**Supplied passage:**

☆ ☆ ☆ ☆

To die alone in a doorway is a terrible way to leave this world.
Last October, it was reported that nearly 150 people registered as homeless had their applications for social housing closed because they had died while they were waiting for somewhere to live.
Most of the deceased were aged 60 or younger, and most of them were men. The youngest to die was only 18-years-old.
For those of us who are lucky enough to have somewhere safe, private and warm to call home, it might seem incredible that some homeless people choose to stay out on the street even when they have a bed available for the night.
But Sandra Moore, chief executive of the Welcome Organisation, the charity whose members discovered the dead man on Friday morning, has explained that rough sleepers are among the most vulnerable people in society.
Some of them are struggling with mental health and addiction problems.
This means some may end up staying out on the street to continue drinking, or taking drugs, rather than going to a hostel for the night.

☆ ☆ ☆ ☆

**Requirements:**
1/ List every numeral that appears in the passage on homeless deaths.
2/ Extract the stretch from "Most of the deceased" through "available for the night." in the passage on homeless deaths, copying it word for word.
The rows after this point are separate material, unconnected to the passage on homeless deaths.

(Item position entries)
☆ ☆ ☆ ☆

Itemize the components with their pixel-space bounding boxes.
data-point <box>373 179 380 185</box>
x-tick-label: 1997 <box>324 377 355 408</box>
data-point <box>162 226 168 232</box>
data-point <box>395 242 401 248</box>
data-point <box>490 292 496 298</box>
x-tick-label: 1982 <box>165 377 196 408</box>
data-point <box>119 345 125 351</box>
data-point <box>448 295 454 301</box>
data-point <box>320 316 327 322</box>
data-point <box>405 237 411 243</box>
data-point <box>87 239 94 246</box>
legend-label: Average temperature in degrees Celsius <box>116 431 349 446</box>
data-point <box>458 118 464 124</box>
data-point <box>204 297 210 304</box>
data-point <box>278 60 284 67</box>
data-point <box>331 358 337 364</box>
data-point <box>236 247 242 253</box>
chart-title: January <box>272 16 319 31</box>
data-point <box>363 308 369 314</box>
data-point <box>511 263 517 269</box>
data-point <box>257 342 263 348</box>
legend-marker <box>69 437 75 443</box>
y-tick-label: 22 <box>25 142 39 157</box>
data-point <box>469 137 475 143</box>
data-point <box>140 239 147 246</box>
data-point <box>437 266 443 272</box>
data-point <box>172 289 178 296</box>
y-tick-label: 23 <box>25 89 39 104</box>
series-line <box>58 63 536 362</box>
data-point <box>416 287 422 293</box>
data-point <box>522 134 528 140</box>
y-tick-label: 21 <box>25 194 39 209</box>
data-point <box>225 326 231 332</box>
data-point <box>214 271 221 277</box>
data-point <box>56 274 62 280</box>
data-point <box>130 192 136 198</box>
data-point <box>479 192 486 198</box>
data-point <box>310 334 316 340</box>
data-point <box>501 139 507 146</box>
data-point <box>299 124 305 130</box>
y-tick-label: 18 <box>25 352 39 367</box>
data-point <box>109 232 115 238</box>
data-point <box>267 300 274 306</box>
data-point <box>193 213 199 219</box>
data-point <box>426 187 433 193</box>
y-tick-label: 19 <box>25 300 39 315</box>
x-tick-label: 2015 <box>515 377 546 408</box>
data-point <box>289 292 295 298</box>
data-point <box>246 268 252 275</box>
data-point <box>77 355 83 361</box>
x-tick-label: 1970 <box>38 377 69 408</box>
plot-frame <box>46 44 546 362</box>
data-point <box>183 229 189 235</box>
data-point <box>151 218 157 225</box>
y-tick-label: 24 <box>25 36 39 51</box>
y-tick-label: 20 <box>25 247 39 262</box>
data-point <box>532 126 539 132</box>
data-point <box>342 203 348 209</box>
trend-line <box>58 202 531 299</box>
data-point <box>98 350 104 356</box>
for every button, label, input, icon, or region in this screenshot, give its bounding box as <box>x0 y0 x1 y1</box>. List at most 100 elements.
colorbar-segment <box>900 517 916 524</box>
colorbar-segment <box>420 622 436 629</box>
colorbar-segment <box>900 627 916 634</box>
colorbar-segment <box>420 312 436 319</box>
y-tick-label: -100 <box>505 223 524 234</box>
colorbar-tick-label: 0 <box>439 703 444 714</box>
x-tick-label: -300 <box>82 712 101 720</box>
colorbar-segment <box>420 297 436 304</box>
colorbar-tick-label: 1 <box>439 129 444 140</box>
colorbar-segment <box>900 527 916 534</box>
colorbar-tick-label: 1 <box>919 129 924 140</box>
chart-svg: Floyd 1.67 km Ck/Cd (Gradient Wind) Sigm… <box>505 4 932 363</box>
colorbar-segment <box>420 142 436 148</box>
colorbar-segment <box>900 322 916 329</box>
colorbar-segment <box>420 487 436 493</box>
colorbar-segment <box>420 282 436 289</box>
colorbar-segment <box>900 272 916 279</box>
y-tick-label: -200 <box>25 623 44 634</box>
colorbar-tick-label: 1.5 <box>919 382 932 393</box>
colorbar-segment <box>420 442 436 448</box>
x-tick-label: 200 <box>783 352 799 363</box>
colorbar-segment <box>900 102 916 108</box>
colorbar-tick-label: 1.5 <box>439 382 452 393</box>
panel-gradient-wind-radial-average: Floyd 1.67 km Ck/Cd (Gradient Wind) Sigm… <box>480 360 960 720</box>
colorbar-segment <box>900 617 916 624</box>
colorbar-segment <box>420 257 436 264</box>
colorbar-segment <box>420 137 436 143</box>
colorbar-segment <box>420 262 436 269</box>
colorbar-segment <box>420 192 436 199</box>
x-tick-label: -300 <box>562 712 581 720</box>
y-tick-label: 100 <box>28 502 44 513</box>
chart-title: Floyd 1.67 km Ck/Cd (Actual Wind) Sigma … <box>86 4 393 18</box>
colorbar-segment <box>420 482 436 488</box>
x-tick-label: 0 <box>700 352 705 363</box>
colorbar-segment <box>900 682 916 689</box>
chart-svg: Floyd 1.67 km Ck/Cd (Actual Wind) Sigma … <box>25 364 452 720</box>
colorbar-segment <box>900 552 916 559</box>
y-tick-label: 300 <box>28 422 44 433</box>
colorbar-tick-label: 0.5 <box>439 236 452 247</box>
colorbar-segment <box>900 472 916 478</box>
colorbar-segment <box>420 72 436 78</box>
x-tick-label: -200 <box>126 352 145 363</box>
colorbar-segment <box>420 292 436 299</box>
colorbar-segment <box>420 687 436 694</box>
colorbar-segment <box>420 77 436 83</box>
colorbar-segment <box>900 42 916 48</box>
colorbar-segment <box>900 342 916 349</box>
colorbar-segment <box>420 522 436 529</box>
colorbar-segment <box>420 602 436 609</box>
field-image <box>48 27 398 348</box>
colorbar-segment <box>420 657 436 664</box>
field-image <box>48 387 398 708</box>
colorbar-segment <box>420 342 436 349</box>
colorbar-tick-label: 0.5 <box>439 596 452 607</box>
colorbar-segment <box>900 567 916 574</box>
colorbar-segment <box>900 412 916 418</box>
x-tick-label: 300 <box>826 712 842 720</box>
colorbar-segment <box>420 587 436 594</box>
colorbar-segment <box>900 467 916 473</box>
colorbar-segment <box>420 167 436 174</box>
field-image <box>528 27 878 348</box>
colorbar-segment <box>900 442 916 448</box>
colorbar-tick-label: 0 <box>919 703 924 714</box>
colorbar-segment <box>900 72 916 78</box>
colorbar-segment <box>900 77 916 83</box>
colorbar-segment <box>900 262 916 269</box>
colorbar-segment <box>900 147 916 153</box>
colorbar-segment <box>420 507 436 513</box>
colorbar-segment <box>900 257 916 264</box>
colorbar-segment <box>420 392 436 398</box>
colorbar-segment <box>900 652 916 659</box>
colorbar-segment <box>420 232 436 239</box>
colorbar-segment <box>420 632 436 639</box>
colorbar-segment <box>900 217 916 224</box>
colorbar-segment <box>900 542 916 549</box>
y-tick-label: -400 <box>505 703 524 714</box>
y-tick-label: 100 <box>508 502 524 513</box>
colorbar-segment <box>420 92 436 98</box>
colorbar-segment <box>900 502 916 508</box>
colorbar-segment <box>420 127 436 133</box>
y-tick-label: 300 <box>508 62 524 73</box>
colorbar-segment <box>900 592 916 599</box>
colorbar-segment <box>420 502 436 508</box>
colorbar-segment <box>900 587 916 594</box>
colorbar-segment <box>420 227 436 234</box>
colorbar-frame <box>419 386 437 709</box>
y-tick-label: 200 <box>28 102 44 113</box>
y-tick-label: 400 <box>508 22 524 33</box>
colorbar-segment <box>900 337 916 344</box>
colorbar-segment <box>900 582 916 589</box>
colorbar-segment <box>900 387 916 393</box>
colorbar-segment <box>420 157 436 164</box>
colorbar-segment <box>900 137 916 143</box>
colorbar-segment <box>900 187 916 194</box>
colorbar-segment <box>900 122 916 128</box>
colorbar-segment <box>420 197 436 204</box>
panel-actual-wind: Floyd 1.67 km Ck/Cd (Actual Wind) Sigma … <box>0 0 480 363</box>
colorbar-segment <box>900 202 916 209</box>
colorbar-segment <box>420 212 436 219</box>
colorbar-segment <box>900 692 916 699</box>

☆ ☆ ☆ ☆

**Expected responses:**
1/ 150, 60, 18

2/
Most of the deceased were aged 60 or younger, and most of them were men. The youngest to die was only 18-years-old.
For those of us who are lucky enough to have somewhere safe, private and warm to call home, it might seem incredible that some homeless people choose to stay out on the street even when they have a bed available for the night.